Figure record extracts
-------
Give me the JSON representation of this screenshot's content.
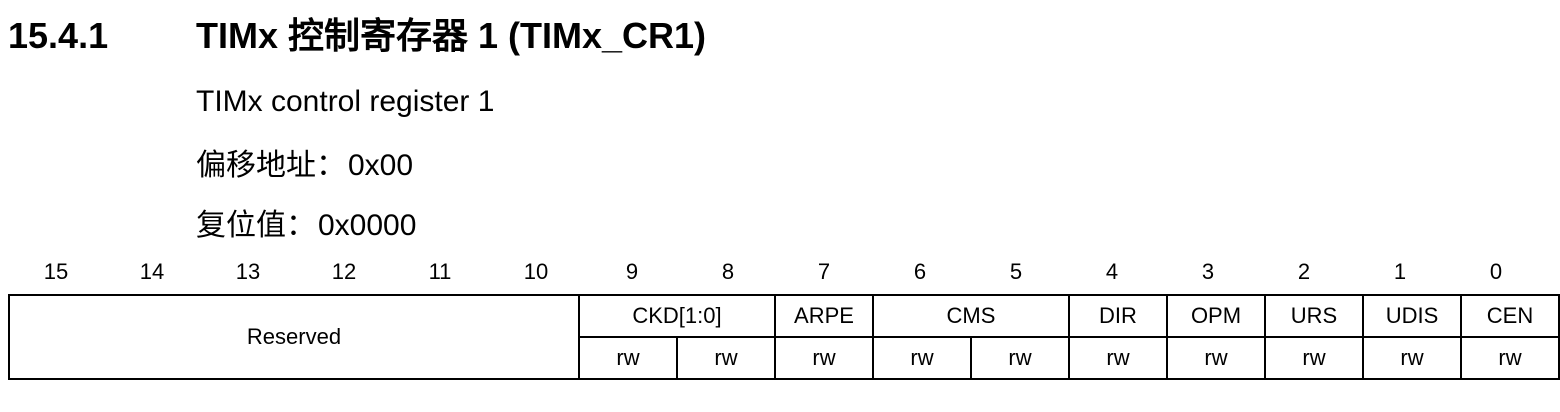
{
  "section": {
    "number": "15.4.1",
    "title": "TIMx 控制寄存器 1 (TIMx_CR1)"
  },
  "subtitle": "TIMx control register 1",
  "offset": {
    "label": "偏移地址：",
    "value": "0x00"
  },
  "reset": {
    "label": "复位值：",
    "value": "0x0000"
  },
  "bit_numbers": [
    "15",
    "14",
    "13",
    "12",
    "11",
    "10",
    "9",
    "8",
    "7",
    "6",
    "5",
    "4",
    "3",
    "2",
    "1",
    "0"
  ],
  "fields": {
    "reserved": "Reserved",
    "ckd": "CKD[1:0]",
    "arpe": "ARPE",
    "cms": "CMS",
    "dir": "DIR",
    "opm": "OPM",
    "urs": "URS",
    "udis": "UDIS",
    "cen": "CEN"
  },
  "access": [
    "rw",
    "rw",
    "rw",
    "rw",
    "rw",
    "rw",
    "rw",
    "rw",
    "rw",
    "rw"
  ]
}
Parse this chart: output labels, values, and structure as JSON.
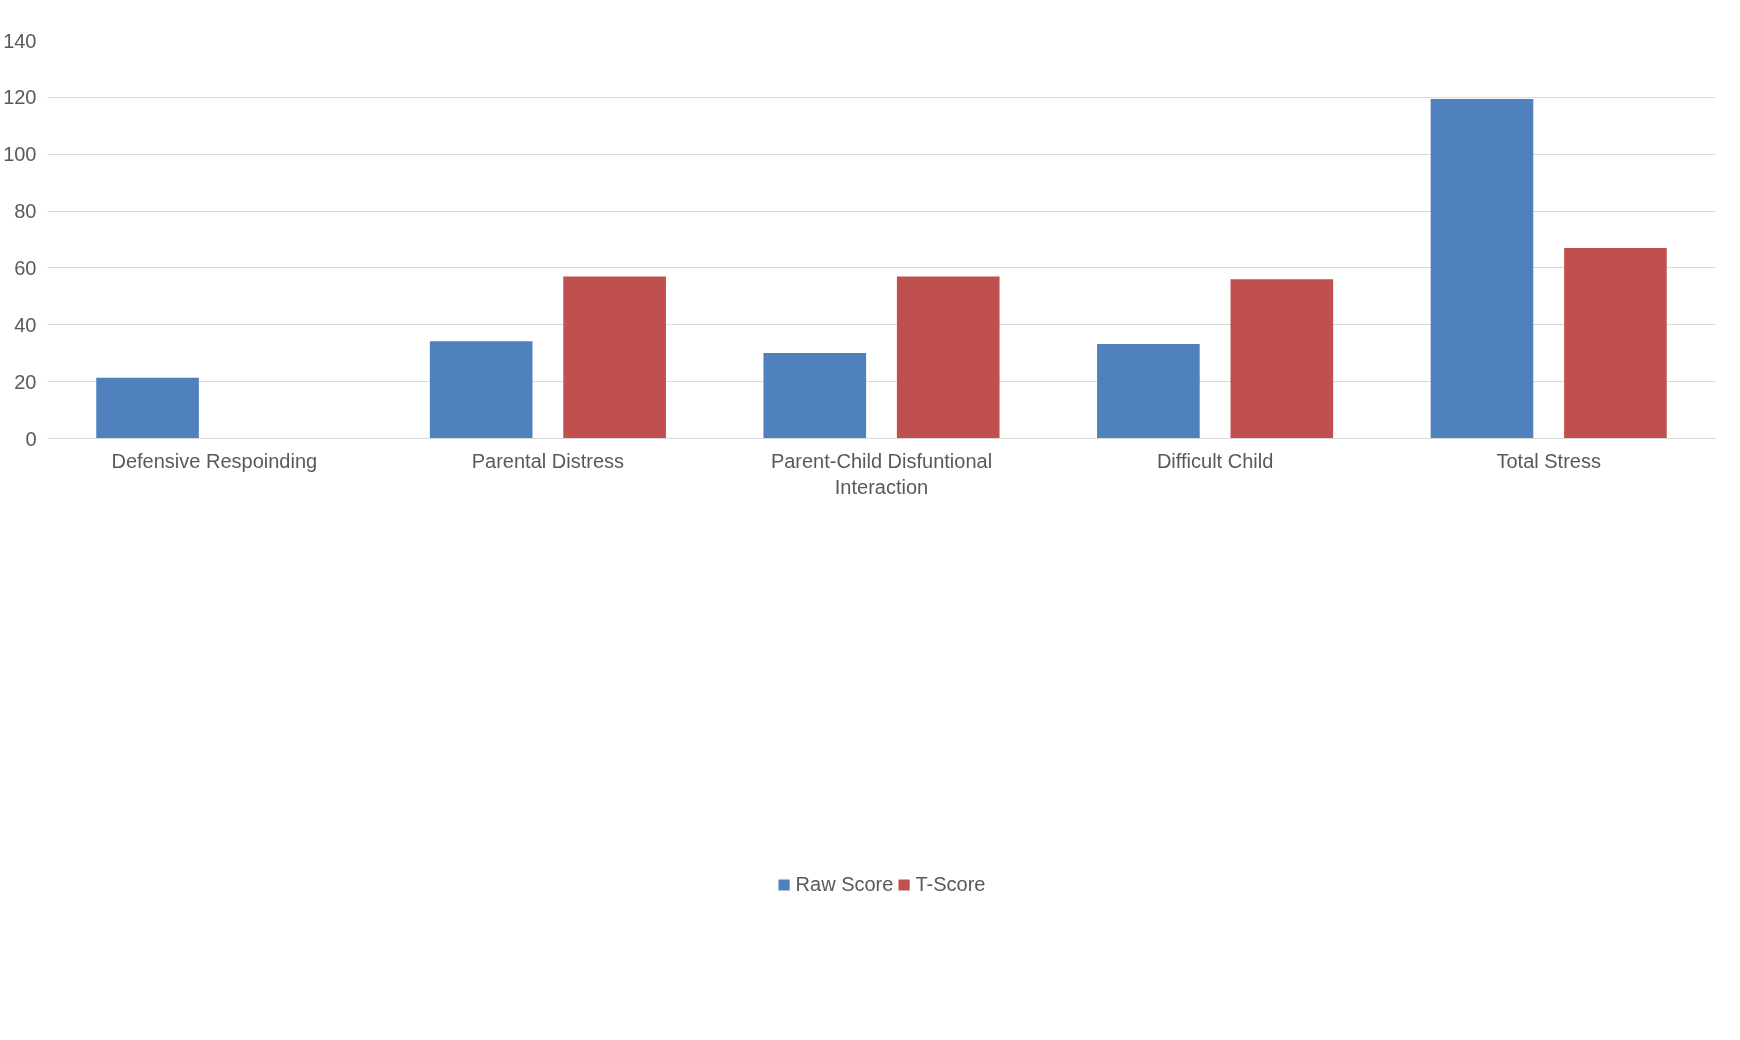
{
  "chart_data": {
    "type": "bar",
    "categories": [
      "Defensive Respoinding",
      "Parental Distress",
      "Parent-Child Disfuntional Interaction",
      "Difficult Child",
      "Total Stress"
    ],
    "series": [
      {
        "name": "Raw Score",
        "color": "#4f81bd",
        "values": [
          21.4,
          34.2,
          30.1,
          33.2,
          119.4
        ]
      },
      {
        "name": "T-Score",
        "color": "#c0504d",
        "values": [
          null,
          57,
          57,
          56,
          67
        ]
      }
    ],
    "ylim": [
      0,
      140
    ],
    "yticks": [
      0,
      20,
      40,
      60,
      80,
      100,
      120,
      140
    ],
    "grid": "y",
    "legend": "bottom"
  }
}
-------
Copy each line above precisely, dropping the pictures.

Result of this task
Give me the JSON representation of this screenshot's content.
{
  "section": {
    "number": "15.4.1",
    "title": "TIMx 控制寄存器 1 (TIMx_CR1)"
  },
  "subtitle": "TIMx control register 1",
  "offset": {
    "label": "偏移地址：",
    "value": "0x00"
  },
  "reset": {
    "label": "复位值：",
    "value": "0x0000"
  },
  "bit_numbers": [
    "15",
    "14",
    "13",
    "12",
    "11",
    "10",
    "9",
    "8",
    "7",
    "6",
    "5",
    "4",
    "3",
    "2",
    "1",
    "0"
  ],
  "fields": {
    "reserved": "Reserved",
    "ckd": "CKD[1:0]",
    "arpe": "ARPE",
    "cms": "CMS",
    "dir": "DIR",
    "opm": "OPM",
    "urs": "URS",
    "udis": "UDIS",
    "cen": "CEN"
  },
  "access": [
    "rw",
    "rw",
    "rw",
    "rw",
    "rw",
    "rw",
    "rw",
    "rw",
    "rw",
    "rw"
  ]
}
Parse this chart: output labels, values, and structure as JSON.
{
  "chart_data": {
    "type": "bar",
    "categories": [
      "Defensive Respoinding",
      "Parental Distress",
      "Parent-Child Disfuntional Interaction",
      "Difficult Child",
      "Total Stress"
    ],
    "series": [
      {
        "name": "Raw Score",
        "color": "#4f81bd",
        "values": [
          21.4,
          34.2,
          30.1,
          33.2,
          119.4
        ]
      },
      {
        "name": "T-Score",
        "color": "#c0504d",
        "values": [
          null,
          57,
          57,
          56,
          67
        ]
      }
    ],
    "ylim": [
      0,
      140
    ],
    "yticks": [
      0,
      20,
      40,
      60,
      80,
      100,
      120,
      140
    ],
    "grid": "y",
    "legend": "bottom"
  }
}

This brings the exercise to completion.